> Exercise: All of the data that follows should be retyped exactly, please, except the pictures.

> Supplied records:
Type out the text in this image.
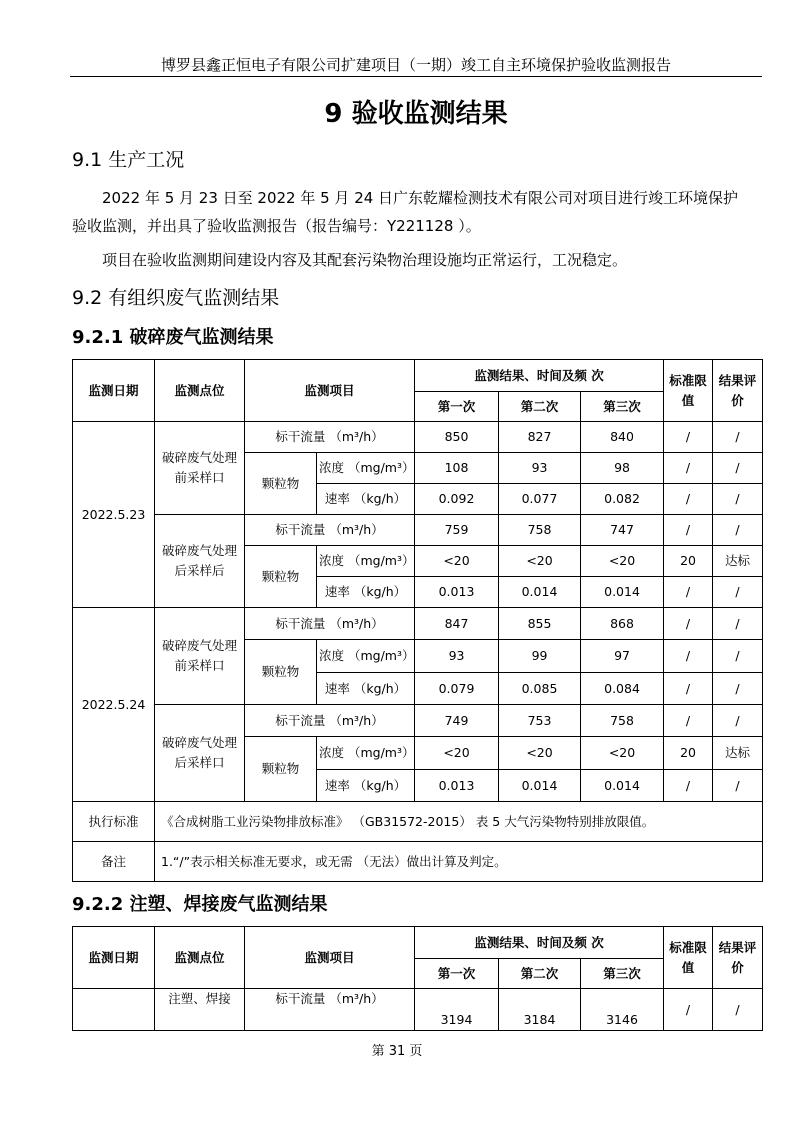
博罗县鑫正恒电子有限公司扩建项目（一期）竣工自主环境保护验收监测报告
9 验收监测结果
9.1 生产工况
2022 年 5 月 23 日至 2022 年 5 月 24 日广东乾耀检测技术有限公司对项目进行竣工环境保护验收监测，并出具了验收监测报告（报告编号：Y221128 ）。
项目在验收监测期间建设内容及其配套污染物治理设施均正常运行，工况稳定。
9.2 有组织废气监测结果
9.2.1 破碎废气监测结果
监测日期	监测点位	监测项目		监测结果、时间及频 次			标准限值	结果评价
				第一次	第二次	第三次		
2022.5.23	破碎废气处理前采样口	标干流量 （m³/h）		850	827	840	/	/
		颗粒物	浓度 （mg/m³）	108	93	98	/	/
			速率 （kg/h）	0.092	0.077	0.082	/	/
	破碎废气处理后采样后	标干流量 （m³/h）		759	758	747	/	/
		颗粒物	浓度 （mg/m³）	<20	<20	<20	20	达标
			速率 （kg/h）	0.013	0.014	0.014	/	/
2022.5.24	破碎废气处理前采样口	标干流量 （m³/h）		847	855	868	/	/
		颗粒物	浓度 （mg/m³）	93	99	97	/	/
			速率 （kg/h）	0.079	0.085	0.084	/	/
	破碎废气处理后采样口	标干流量 （m³/h）		749	753	758	/	/
		颗粒物	浓度 （mg/m³）	<20	<20	<20	20	达标
			速率 （kg/h）	0.013	0.014	0.014	/	/
执行标准	《合成树脂工业污染物排放标准》 （GB31572-2015） 表 5 大气污染物特别排放限值。							
备注	1.“/”表示相关标准无要求，或无需 （无法）做出计算及判定。							
9.2.2 注塑、焊接废气监测结果
监测日期	监测点位	监测项目	监测结果、时间及频 次			标准限值	结果评价
			第一次	第二次	第三次		
	注塑、焊接	标干流量 （m³/h）	3194	3184	3146	/	/
第 31 页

> Task answer:
Type out the text in this image.
博罗县鑫正恒电子有限公司扩建项目（一期）竣工自主环境保护验收监测报告
9 验收监测结果
9.1 生产工况
2022 年 5 月 23 日至 2022 年 5 月 24 日广东乾耀检测技术有限公司对项目进行竣工环境保护验收监测，并出具了验收监测报告（报告编号：Y221128 ）。
项目在验收监测期间建设内容及其配套污染物治理设施均正常运行，工况稳定。
9.2 有组织废气监测结果
9.2.1 破碎废气监测结果
监测日期	监测点位	监测项目		监测结果、时间及频 次			标准限值	结果评价
				第一次	第二次	第三次		
2022.5.23	破碎废气处理前采样口	标干流量 （m³/h）		850	827	840	/	/
		颗粒物	浓度 （mg/m³）	108	93	98	/	/
			速率 （kg/h）	0.092	0.077	0.082	/	/
	破碎废气处理后采样后	标干流量 （m³/h）		759	758	747	/	/
		颗粒物	浓度 （mg/m³）	<20	<20	<20	20	达标
			速率 （kg/h）	0.013	0.014	0.014	/	/
2022.5.24	破碎废气处理前采样口	标干流量 （m³/h）		847	855	868	/	/
		颗粒物	浓度 （mg/m³）	93	99	97	/	/
			速率 （kg/h）	0.079	0.085	0.084	/	/
	破碎废气处理后采样口	标干流量 （m³/h）		749	753	758	/	/
		颗粒物	浓度 （mg/m³）	<20	<20	<20	20	达标
			速率 （kg/h）	0.013	0.014	0.014	/	/
执行标准	《合成树脂工业污染物排放标准》 （GB31572-2015） 表 5 大气污染物特别排放限值。							
备注	1.“/”表示相关标准无要求，或无需 （无法）做出计算及判定。							
9.2.2 注塑、焊接废气监测结果
监测日期	监测点位	监测项目	监测结果、时间及频 次			标准限值	结果评价
			第一次	第二次	第三次		
	注塑、焊接	标干流量 （m³/h）	3194	3184	3146	/	/
第 31 页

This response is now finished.